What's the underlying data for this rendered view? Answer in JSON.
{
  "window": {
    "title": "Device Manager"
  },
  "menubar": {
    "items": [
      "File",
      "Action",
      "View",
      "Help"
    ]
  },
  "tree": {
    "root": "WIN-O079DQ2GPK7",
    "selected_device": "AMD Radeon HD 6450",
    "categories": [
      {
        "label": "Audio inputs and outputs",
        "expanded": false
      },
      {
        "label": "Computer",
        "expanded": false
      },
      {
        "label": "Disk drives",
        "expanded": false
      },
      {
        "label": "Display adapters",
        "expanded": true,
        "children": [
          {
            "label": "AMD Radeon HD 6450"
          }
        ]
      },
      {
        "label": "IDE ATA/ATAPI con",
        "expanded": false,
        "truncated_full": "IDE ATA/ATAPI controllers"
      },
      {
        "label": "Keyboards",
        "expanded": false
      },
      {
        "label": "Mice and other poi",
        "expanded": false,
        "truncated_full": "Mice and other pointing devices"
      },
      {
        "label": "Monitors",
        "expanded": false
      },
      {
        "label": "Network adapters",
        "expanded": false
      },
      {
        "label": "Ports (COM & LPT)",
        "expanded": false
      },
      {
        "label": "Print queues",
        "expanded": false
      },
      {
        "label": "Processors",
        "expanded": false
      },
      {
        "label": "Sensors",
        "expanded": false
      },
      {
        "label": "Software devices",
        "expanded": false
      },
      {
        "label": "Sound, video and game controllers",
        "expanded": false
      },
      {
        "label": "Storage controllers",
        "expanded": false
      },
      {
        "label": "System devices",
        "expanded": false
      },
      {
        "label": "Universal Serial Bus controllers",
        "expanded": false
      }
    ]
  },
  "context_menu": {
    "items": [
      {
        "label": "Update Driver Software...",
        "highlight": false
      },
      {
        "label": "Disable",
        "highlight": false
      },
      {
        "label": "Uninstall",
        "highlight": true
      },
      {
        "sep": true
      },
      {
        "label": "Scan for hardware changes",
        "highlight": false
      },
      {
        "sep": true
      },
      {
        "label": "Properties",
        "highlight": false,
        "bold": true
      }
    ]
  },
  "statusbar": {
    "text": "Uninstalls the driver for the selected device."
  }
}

────────────────────────────────────────

Objective >>
Without leaving anything out, quote all the data.

Result of the task >>
What's the underlying data for this rendered view? Answer in JSON.
{
  "window": {
    "title": "Device Manager"
  },
  "menubar": {
    "items": [
      "File",
      "Action",
      "View",
      "Help"
    ]
  },
  "tree": {
    "root": "WIN-O079DQ2GPK7",
    "selected_device": "AMD Radeon HD 6450",
    "categories": [
      {
        "label": "Audio inputs and outputs",
        "expanded": false
      },
      {
        "label": "Computer",
        "expanded": false
      },
      {
        "label": "Disk drives",
        "expanded": false
      },
      {
        "label": "Display adapters",
        "expanded": true,
        "children": [
          {
            "label": "AMD Radeon HD 6450"
          }
        ]
      },
      {
        "label": "IDE ATA/ATAPI con",
        "expanded": false,
        "truncated_full": "IDE ATA/ATAPI controllers"
      },
      {
        "label": "Keyboards",
        "expanded": false
      },
      {
        "label": "Mice and other poi",
        "expanded": false,
        "truncated_full": "Mice and other pointing devices"
      },
      {
        "label": "Monitors",
        "expanded": false
      },
      {
        "label": "Network adapters",
        "expanded": false
      },
      {
        "label": "Ports (COM & LPT)",
        "expanded": false
      },
      {
        "label": "Print queues",
        "expanded": false
      },
      {
        "label": "Processors",
        "expanded": false
      },
      {
        "label": "Sensors",
        "expanded": false
      },
      {
        "label": "Software devices",
        "expanded": false
      },
      {
        "label": "Sound, video and game controllers",
        "expanded": false
      },
      {
        "label": "Storage controllers",
        "expanded": false
      },
      {
        "label": "System devices",
        "expanded": false
      },
      {
        "label": "Universal Serial Bus controllers",
        "expanded": false
      }
    ]
  },
  "context_menu": {
    "items": [
      {
        "label": "Update Driver Software...",
        "highlight": false
      },
      {
        "label": "Disable",
        "highlight": false
      },
      {
        "label": "Uninstall",
        "highlight": true
      },
      {
        "sep": true
      },
      {
        "label": "Scan for hardware changes",
        "highlight": false
      },
      {
        "sep": true
      },
      {
        "label": "Properties",
        "highlight": false,
        "bold": true
      }
    ]
  },
  "statusbar": {
    "text": "Uninstalls the driver for the selected device."
  }
}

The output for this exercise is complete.